### [The request]
Word for word, copy all the data and drop the pictures.

### [Supplied material]
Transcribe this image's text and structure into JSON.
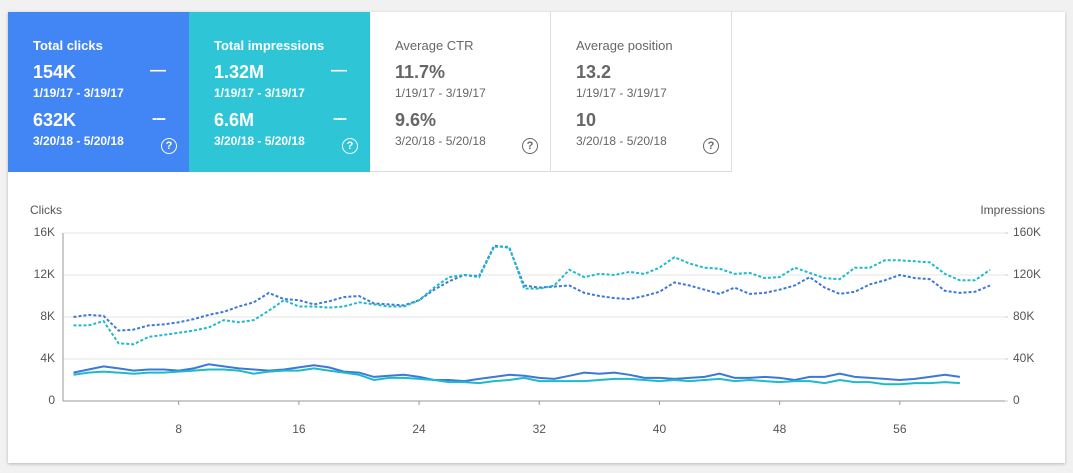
{
  "cards": [
    {
      "label": "Total clicks",
      "periods": [
        {
          "value": "154K",
          "dates": "1/19/17 - 3/19/17"
        },
        {
          "value": "632K",
          "dates": "3/20/18 - 5/20/18"
        }
      ]
    },
    {
      "label": "Total impressions",
      "periods": [
        {
          "value": "1.32M",
          "dates": "1/19/17 - 3/19/17"
        },
        {
          "value": "6.6M",
          "dates": "3/20/18 - 5/20/18"
        }
      ]
    },
    {
      "label": "Average CTR",
      "periods": [
        {
          "value": "11.7%",
          "dates": "1/19/17 - 3/19/17"
        },
        {
          "value": "9.6%",
          "dates": "3/20/18 - 5/20/18"
        }
      ]
    },
    {
      "label": "Average position",
      "periods": [
        {
          "value": "13.2",
          "dates": "1/19/17 - 3/19/17"
        },
        {
          "value": "10",
          "dates": "3/20/18 - 5/20/18"
        }
      ]
    }
  ],
  "chart_data": {
    "type": "line",
    "y_label": "Clicks",
    "y2_label": "Impressions",
    "x": [
      1,
      2,
      3,
      4,
      5,
      6,
      7,
      8,
      9,
      10,
      11,
      12,
      13,
      14,
      15,
      16,
      17,
      18,
      19,
      20,
      21,
      22,
      23,
      24,
      25,
      26,
      27,
      28,
      29,
      30,
      31,
      32,
      33,
      34,
      35,
      36,
      37,
      38,
      39,
      40,
      41,
      42,
      43,
      44,
      45,
      46,
      47,
      48,
      49,
      50,
      51,
      52,
      53,
      54,
      55,
      56,
      57,
      58,
      59,
      60,
      61,
      62
    ],
    "xlim": [
      0.3,
      63
    ],
    "xticks": [
      8,
      16,
      24,
      32,
      40,
      48,
      56
    ],
    "ylim": [
      0,
      16000
    ],
    "yticks": [
      0,
      {
        "value": 4000,
        "label": "4K"
      },
      {
        "value": 8000,
        "label": "8K"
      },
      {
        "value": 12000,
        "label": "12K"
      },
      {
        "value": 16000,
        "label": "16K"
      }
    ],
    "y2lim": [
      0,
      160000
    ],
    "y2ticks": [
      0,
      {
        "value": 40000,
        "label": "40K"
      },
      {
        "value": 80000,
        "label": "80K"
      },
      {
        "value": 120000,
        "label": "120K"
      },
      {
        "value": 160000,
        "label": "160K"
      }
    ],
    "grid": true,
    "series": [
      {
        "color": "#3d78d8",
        "dashed": true,
        "values": [
          8000,
          8200,
          8100,
          6700,
          6800,
          7200,
          7300,
          7500,
          7800,
          8200,
          8500,
          9000,
          9400,
          10300,
          9700,
          9600,
          9200,
          9500,
          9900,
          10000,
          9300,
          9200,
          9100,
          9600,
          10600,
          11400,
          12000,
          11900,
          14800,
          14600,
          11000,
          10800,
          10900,
          11000,
          10300,
          10000,
          9800,
          9700,
          10000,
          10400,
          11300,
          11000,
          10600,
          10200,
          10800,
          10200,
          10300,
          10600,
          11000,
          11800,
          10800,
          10200,
          10400,
          11100,
          11500,
          12000,
          11700,
          11600,
          10500,
          10300,
          10400,
          11000
        ]
      },
      {
        "color": "#1fb9cc",
        "dashed": true,
        "axis": "y2",
        "values": [
          72000,
          72000,
          76000,
          55000,
          54000,
          61000,
          63000,
          65000,
          67000,
          70000,
          77000,
          75000,
          77000,
          86000,
          96000,
          90000,
          90000,
          89000,
          90000,
          94000,
          92000,
          90000,
          90000,
          96000,
          108000,
          118000,
          120000,
          118000,
          147000,
          147000,
          107000,
          107000,
          110000,
          125000,
          118000,
          121000,
          120000,
          123000,
          121000,
          127000,
          137000,
          131000,
          127000,
          126000,
          121000,
          122000,
          117000,
          118000,
          127000,
          122000,
          117000,
          116000,
          127000,
          127000,
          134000,
          134000,
          133000,
          132000,
          121000,
          115000,
          115000,
          125000
        ]
      },
      {
        "color": "#3d78d8",
        "dashed": false,
        "values": [
          2700,
          3000,
          3300,
          3100,
          2900,
          3000,
          3000,
          2900,
          3100,
          3500,
          3300,
          3100,
          3000,
          2900,
          3000,
          3200,
          3400,
          3200,
          2800,
          2700,
          2300,
          2400,
          2500,
          2300,
          2000,
          2000,
          1900,
          2100,
          2300,
          2500,
          2400,
          2200,
          2100,
          2400,
          2700,
          2600,
          2700,
          2500,
          2200,
          2200,
          2100,
          2200,
          2300,
          2600,
          2200,
          2200,
          2300,
          2200,
          2000,
          2300,
          2300,
          2600,
          2300,
          2200,
          2100,
          2000,
          2100,
          2300,
          2500,
          2300,
          null,
          null
        ]
      },
      {
        "color": "#1fb9cc",
        "dashed": false,
        "axis": "y2",
        "values": [
          25000,
          27000,
          28000,
          27000,
          26000,
          27000,
          27000,
          28000,
          29000,
          30000,
          30000,
          29000,
          26000,
          28000,
          29000,
          29000,
          31000,
          29000,
          27000,
          25000,
          20000,
          22000,
          22000,
          21000,
          20000,
          18000,
          18000,
          17000,
          19000,
          20000,
          22000,
          19000,
          19000,
          19000,
          19000,
          20000,
          21000,
          21000,
          20000,
          19000,
          20000,
          19000,
          20000,
          21000,
          19000,
          20000,
          19000,
          18000,
          19000,
          19000,
          17000,
          20000,
          18000,
          18000,
          16000,
          16000,
          17000,
          17000,
          18000,
          17000,
          null,
          null
        ]
      }
    ]
  }
}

### [Answer to the exercise]
Transcribe this image's text and structure into JSON.
{
  "cards": [
    {
      "label": "Total clicks",
      "periods": [
        {
          "value": "154K",
          "dates": "1/19/17 - 3/19/17"
        },
        {
          "value": "632K",
          "dates": "3/20/18 - 5/20/18"
        }
      ]
    },
    {
      "label": "Total impressions",
      "periods": [
        {
          "value": "1.32M",
          "dates": "1/19/17 - 3/19/17"
        },
        {
          "value": "6.6M",
          "dates": "3/20/18 - 5/20/18"
        }
      ]
    },
    {
      "label": "Average CTR",
      "periods": [
        {
          "value": "11.7%",
          "dates": "1/19/17 - 3/19/17"
        },
        {
          "value": "9.6%",
          "dates": "3/20/18 - 5/20/18"
        }
      ]
    },
    {
      "label": "Average position",
      "periods": [
        {
          "value": "13.2",
          "dates": "1/19/17 - 3/19/17"
        },
        {
          "value": "10",
          "dates": "3/20/18 - 5/20/18"
        }
      ]
    }
  ],
  "chart_data": {
    "type": "line",
    "y_label": "Clicks",
    "y2_label": "Impressions",
    "x": [
      1,
      2,
      3,
      4,
      5,
      6,
      7,
      8,
      9,
      10,
      11,
      12,
      13,
      14,
      15,
      16,
      17,
      18,
      19,
      20,
      21,
      22,
      23,
      24,
      25,
      26,
      27,
      28,
      29,
      30,
      31,
      32,
      33,
      34,
      35,
      36,
      37,
      38,
      39,
      40,
      41,
      42,
      43,
      44,
      45,
      46,
      47,
      48,
      49,
      50,
      51,
      52,
      53,
      54,
      55,
      56,
      57,
      58,
      59,
      60,
      61,
      62
    ],
    "xlim": [
      0.3,
      63
    ],
    "xticks": [
      8,
      16,
      24,
      32,
      40,
      48,
      56
    ],
    "ylim": [
      0,
      16000
    ],
    "yticks": [
      0,
      {
        "value": 4000,
        "label": "4K"
      },
      {
        "value": 8000,
        "label": "8K"
      },
      {
        "value": 12000,
        "label": "12K"
      },
      {
        "value": 16000,
        "label": "16K"
      }
    ],
    "y2lim": [
      0,
      160000
    ],
    "y2ticks": [
      0,
      {
        "value": 40000,
        "label": "40K"
      },
      {
        "value": 80000,
        "label": "80K"
      },
      {
        "value": 120000,
        "label": "120K"
      },
      {
        "value": 160000,
        "label": "160K"
      }
    ],
    "grid": true,
    "series": [
      {
        "color": "#3d78d8",
        "dashed": true,
        "values": [
          8000,
          8200,
          8100,
          6700,
          6800,
          7200,
          7300,
          7500,
          7800,
          8200,
          8500,
          9000,
          9400,
          10300,
          9700,
          9600,
          9200,
          9500,
          9900,
          10000,
          9300,
          9200,
          9100,
          9600,
          10600,
          11400,
          12000,
          11900,
          14800,
          14600,
          11000,
          10800,
          10900,
          11000,
          10300,
          10000,
          9800,
          9700,
          10000,
          10400,
          11300,
          11000,
          10600,
          10200,
          10800,
          10200,
          10300,
          10600,
          11000,
          11800,
          10800,
          10200,
          10400,
          11100,
          11500,
          12000,
          11700,
          11600,
          10500,
          10300,
          10400,
          11000
        ]
      },
      {
        "color": "#1fb9cc",
        "dashed": true,
        "axis": "y2",
        "values": [
          72000,
          72000,
          76000,
          55000,
          54000,
          61000,
          63000,
          65000,
          67000,
          70000,
          77000,
          75000,
          77000,
          86000,
          96000,
          90000,
          90000,
          89000,
          90000,
          94000,
          92000,
          90000,
          90000,
          96000,
          108000,
          118000,
          120000,
          118000,
          147000,
          147000,
          107000,
          107000,
          110000,
          125000,
          118000,
          121000,
          120000,
          123000,
          121000,
          127000,
          137000,
          131000,
          127000,
          126000,
          121000,
          122000,
          117000,
          118000,
          127000,
          122000,
          117000,
          116000,
          127000,
          127000,
          134000,
          134000,
          133000,
          132000,
          121000,
          115000,
          115000,
          125000
        ]
      },
      {
        "color": "#3d78d8",
        "dashed": false,
        "values": [
          2700,
          3000,
          3300,
          3100,
          2900,
          3000,
          3000,
          2900,
          3100,
          3500,
          3300,
          3100,
          3000,
          2900,
          3000,
          3200,
          3400,
          3200,
          2800,
          2700,
          2300,
          2400,
          2500,
          2300,
          2000,
          2000,
          1900,
          2100,
          2300,
          2500,
          2400,
          2200,
          2100,
          2400,
          2700,
          2600,
          2700,
          2500,
          2200,
          2200,
          2100,
          2200,
          2300,
          2600,
          2200,
          2200,
          2300,
          2200,
          2000,
          2300,
          2300,
          2600,
          2300,
          2200,
          2100,
          2000,
          2100,
          2300,
          2500,
          2300,
          null,
          null
        ]
      },
      {
        "color": "#1fb9cc",
        "dashed": false,
        "axis": "y2",
        "values": [
          25000,
          27000,
          28000,
          27000,
          26000,
          27000,
          27000,
          28000,
          29000,
          30000,
          30000,
          29000,
          26000,
          28000,
          29000,
          29000,
          31000,
          29000,
          27000,
          25000,
          20000,
          22000,
          22000,
          21000,
          20000,
          18000,
          18000,
          17000,
          19000,
          20000,
          22000,
          19000,
          19000,
          19000,
          19000,
          20000,
          21000,
          21000,
          20000,
          19000,
          20000,
          19000,
          20000,
          21000,
          19000,
          20000,
          19000,
          18000,
          19000,
          19000,
          17000,
          20000,
          18000,
          18000,
          16000,
          16000,
          17000,
          17000,
          18000,
          17000,
          null,
          null
        ]
      }
    ]
  }
}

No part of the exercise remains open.